### Task data
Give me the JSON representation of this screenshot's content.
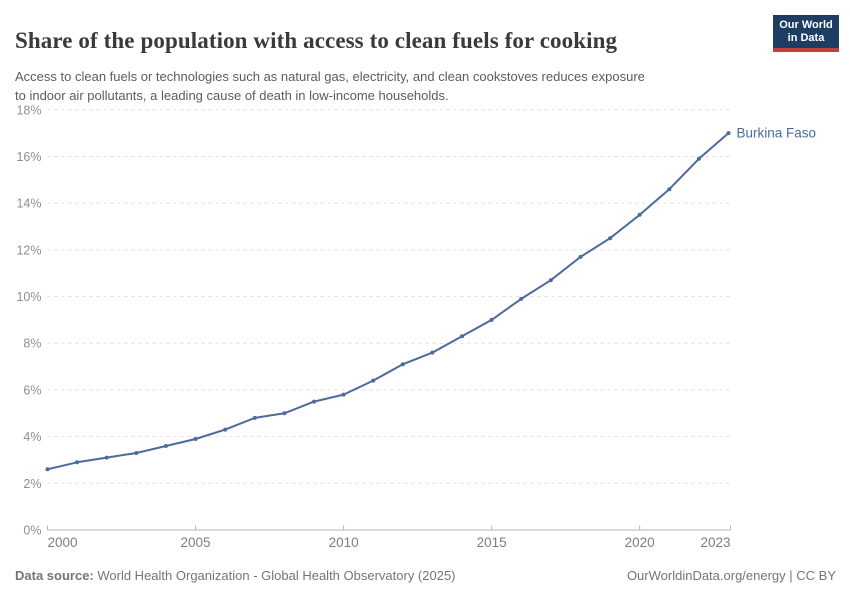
{
  "header": {
    "title": "Share of the population with access to clean fuels for cooking",
    "subtitle_lines": [
      "Access to clean fuels or technologies such as natural gas, electricity, and clean cookstoves reduces exposure",
      "to indoor air pollutants, a leading cause of death in low-income households."
    ],
    "logo": {
      "line1": "Our World",
      "line2": "in Data",
      "bg_color": "#1d3d63",
      "stripe_color": "#c1403f"
    }
  },
  "footer": {
    "datasource_label": "Data source:",
    "datasource_value": " World Health Organization - Global Health Observatory (2025)",
    "link": "OurWorldinData.org/energy | CC BY"
  },
  "chart_data": {
    "type": "line",
    "title": "Share of the population with access to clean fuels for cooking",
    "xlabel": "",
    "ylabel": "",
    "ylim": [
      0,
      18
    ],
    "xlim": [
      2000,
      2023
    ],
    "grid": "horizontal-dashed",
    "ytick_values": [
      0,
      2,
      4,
      6,
      8,
      10,
      12,
      14,
      16,
      18
    ],
    "ytick_labels": [
      "0%",
      "2%",
      "4%",
      "6%",
      "8%",
      "10%",
      "12%",
      "14%",
      "16%",
      "18%"
    ],
    "xtick_values": [
      2000,
      2005,
      2010,
      2015,
      2020,
      2023
    ],
    "xtick_labels": [
      "2000",
      "2005",
      "2010",
      "2015",
      "2020",
      "2023"
    ],
    "legend_position": "end-of-line-label",
    "series": [
      {
        "name": "Burkina Faso",
        "color": "#4c6a9c",
        "x": [
          2000,
          2001,
          2002,
          2003,
          2004,
          2005,
          2006,
          2007,
          2008,
          2009,
          2010,
          2011,
          2012,
          2013,
          2014,
          2015,
          2016,
          2017,
          2018,
          2019,
          2020,
          2021,
          2022,
          2023
        ],
        "values": [
          2.6,
          2.9,
          3.1,
          3.3,
          3.6,
          3.9,
          4.3,
          4.8,
          5.0,
          5.5,
          5.8,
          6.4,
          7.1,
          7.6,
          8.3,
          9.0,
          9.9,
          10.7,
          11.7,
          12.5,
          13.5,
          14.6,
          15.9,
          17.0
        ]
      }
    ],
    "colors": {
      "gridline": "#dedede",
      "axis": "#b5b5b5",
      "ytick_label": "#8f8f8f",
      "xtick_label": "#7e7e7e"
    }
  }
}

### Work to complete
Each entry should be repeated exactly as it appears; the pictures stay out.

### Output
Give me the JSON representation of this screenshot's content.
{
  "header": {
    "title": "Share of the population with access to clean fuels for cooking",
    "subtitle_lines": [
      "Access to clean fuels or technologies such as natural gas, electricity, and clean cookstoves reduces exposure",
      "to indoor air pollutants, a leading cause of death in low-income households."
    ],
    "logo": {
      "line1": "Our World",
      "line2": "in Data",
      "bg_color": "#1d3d63",
      "stripe_color": "#c1403f"
    }
  },
  "footer": {
    "datasource_label": "Data source:",
    "datasource_value": " World Health Organization - Global Health Observatory (2025)",
    "link": "OurWorldinData.org/energy | CC BY"
  },
  "chart_data": {
    "type": "line",
    "title": "Share of the population with access to clean fuels for cooking",
    "xlabel": "",
    "ylabel": "",
    "ylim": [
      0,
      18
    ],
    "xlim": [
      2000,
      2023
    ],
    "grid": "horizontal-dashed",
    "ytick_values": [
      0,
      2,
      4,
      6,
      8,
      10,
      12,
      14,
      16,
      18
    ],
    "ytick_labels": [
      "0%",
      "2%",
      "4%",
      "6%",
      "8%",
      "10%",
      "12%",
      "14%",
      "16%",
      "18%"
    ],
    "xtick_values": [
      2000,
      2005,
      2010,
      2015,
      2020,
      2023
    ],
    "xtick_labels": [
      "2000",
      "2005",
      "2010",
      "2015",
      "2020",
      "2023"
    ],
    "legend_position": "end-of-line-label",
    "series": [
      {
        "name": "Burkina Faso",
        "color": "#4c6a9c",
        "x": [
          2000,
          2001,
          2002,
          2003,
          2004,
          2005,
          2006,
          2007,
          2008,
          2009,
          2010,
          2011,
          2012,
          2013,
          2014,
          2015,
          2016,
          2017,
          2018,
          2019,
          2020,
          2021,
          2022,
          2023
        ],
        "values": [
          2.6,
          2.9,
          3.1,
          3.3,
          3.6,
          3.9,
          4.3,
          4.8,
          5.0,
          5.5,
          5.8,
          6.4,
          7.1,
          7.6,
          8.3,
          9.0,
          9.9,
          10.7,
          11.7,
          12.5,
          13.5,
          14.6,
          15.9,
          17.0
        ]
      }
    ],
    "colors": {
      "gridline": "#dedede",
      "axis": "#b5b5b5",
      "ytick_label": "#8f8f8f",
      "xtick_label": "#7e7e7e"
    }
  }
}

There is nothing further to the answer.